## Instructions for the task
Copy each line holding the string "value".
....................
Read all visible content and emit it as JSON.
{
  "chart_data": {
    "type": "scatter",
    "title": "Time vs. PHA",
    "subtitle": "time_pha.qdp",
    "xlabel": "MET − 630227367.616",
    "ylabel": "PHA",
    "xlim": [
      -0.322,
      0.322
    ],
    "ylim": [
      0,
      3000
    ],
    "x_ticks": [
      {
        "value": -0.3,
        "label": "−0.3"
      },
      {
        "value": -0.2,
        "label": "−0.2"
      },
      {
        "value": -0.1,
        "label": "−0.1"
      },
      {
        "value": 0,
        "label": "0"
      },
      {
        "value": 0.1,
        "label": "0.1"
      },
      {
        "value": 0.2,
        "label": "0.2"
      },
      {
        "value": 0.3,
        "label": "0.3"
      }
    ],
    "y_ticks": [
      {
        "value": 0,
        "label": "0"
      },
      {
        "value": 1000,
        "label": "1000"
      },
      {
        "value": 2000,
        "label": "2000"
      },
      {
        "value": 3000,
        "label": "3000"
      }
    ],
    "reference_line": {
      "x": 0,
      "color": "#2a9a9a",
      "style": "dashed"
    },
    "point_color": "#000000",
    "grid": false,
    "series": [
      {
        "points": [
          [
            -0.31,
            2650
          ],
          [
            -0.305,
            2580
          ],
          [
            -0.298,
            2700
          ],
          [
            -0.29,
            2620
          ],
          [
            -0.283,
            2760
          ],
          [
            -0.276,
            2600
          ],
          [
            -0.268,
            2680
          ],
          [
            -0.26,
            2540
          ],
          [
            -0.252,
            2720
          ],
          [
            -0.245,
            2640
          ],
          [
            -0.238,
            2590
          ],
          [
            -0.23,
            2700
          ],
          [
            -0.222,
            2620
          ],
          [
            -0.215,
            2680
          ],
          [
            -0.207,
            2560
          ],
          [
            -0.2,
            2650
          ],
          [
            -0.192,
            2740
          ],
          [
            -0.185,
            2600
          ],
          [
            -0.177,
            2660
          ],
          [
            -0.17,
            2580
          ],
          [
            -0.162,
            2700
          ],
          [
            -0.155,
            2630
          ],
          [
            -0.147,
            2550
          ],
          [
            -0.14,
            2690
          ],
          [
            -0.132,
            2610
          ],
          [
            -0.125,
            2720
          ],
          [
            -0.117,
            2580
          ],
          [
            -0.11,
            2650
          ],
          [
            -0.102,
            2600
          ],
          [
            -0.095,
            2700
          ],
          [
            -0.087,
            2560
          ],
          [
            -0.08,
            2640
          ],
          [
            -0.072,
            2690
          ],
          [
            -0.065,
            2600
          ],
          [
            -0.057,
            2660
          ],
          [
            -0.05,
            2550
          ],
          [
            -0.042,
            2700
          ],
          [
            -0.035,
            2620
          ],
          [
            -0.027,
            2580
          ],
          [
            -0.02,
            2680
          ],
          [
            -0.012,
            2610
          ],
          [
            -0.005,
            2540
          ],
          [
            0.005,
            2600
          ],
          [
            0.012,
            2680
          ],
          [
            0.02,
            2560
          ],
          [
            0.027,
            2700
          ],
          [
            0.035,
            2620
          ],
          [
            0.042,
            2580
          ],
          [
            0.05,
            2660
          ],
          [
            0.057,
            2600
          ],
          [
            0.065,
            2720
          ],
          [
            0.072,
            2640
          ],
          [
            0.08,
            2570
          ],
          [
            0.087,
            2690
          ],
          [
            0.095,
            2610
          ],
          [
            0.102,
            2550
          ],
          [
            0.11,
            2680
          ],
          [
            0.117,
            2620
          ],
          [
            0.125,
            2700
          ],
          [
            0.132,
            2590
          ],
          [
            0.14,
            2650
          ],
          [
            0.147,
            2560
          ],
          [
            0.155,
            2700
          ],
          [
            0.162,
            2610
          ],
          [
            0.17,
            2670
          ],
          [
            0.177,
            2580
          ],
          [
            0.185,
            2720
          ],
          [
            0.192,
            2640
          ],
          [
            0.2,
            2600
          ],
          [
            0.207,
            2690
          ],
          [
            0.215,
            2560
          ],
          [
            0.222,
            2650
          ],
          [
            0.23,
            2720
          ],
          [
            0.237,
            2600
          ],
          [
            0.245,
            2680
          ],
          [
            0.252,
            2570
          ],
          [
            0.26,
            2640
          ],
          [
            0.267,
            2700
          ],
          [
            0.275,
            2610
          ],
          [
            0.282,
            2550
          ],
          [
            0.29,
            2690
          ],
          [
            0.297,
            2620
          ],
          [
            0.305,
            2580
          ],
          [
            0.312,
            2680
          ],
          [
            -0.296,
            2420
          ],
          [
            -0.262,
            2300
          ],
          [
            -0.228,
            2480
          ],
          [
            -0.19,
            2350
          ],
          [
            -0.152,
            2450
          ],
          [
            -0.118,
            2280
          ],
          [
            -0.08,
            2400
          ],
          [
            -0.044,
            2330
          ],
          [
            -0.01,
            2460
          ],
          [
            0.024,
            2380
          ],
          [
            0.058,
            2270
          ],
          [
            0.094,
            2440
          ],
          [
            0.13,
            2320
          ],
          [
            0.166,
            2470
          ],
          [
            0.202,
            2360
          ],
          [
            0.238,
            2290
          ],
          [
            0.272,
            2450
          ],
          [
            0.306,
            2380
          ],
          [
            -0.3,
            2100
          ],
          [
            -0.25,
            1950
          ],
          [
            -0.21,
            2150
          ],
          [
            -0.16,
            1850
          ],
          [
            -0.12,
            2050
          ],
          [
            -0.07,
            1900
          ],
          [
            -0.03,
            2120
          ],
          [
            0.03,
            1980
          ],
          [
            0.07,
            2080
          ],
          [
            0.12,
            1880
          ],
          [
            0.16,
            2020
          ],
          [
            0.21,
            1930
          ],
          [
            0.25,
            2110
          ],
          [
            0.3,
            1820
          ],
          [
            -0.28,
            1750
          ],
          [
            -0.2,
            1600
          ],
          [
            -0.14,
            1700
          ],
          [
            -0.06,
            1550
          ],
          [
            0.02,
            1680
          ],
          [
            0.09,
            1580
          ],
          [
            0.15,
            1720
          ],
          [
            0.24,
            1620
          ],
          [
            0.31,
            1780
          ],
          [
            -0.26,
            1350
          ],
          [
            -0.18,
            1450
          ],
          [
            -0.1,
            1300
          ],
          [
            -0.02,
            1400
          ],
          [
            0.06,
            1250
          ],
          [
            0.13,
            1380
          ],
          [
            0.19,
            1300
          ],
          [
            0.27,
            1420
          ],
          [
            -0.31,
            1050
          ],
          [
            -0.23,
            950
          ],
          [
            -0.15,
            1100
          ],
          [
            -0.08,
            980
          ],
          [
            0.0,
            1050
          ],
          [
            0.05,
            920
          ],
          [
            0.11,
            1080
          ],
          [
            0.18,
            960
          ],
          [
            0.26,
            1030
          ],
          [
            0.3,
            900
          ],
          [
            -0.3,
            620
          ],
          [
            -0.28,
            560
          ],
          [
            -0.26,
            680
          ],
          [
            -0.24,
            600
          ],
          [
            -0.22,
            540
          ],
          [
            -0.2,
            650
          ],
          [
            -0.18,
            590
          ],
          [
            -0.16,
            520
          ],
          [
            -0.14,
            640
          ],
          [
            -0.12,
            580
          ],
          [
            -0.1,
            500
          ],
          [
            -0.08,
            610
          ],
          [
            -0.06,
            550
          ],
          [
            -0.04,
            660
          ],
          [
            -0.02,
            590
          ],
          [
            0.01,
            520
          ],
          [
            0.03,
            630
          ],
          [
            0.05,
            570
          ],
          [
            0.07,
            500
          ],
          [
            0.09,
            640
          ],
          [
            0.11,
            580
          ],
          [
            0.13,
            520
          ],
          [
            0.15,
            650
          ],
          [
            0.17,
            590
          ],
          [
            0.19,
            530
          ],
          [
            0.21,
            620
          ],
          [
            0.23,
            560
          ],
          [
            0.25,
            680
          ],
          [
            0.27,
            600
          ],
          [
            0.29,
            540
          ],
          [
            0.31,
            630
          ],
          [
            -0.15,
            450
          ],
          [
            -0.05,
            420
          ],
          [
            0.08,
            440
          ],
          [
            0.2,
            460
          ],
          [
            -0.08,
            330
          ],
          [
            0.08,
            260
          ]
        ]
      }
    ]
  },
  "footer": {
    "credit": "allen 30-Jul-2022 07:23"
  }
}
....................
## Task result
        "value": -0.3,
        "value": -0.2,
        "value": -0.1,
        "value": 0,
        "value": 0.1,
        "value": 0.2,
        "value": 0.3,
        "value": 0,
        "value": 1000,
        "value": 2000,
        "value": 3000,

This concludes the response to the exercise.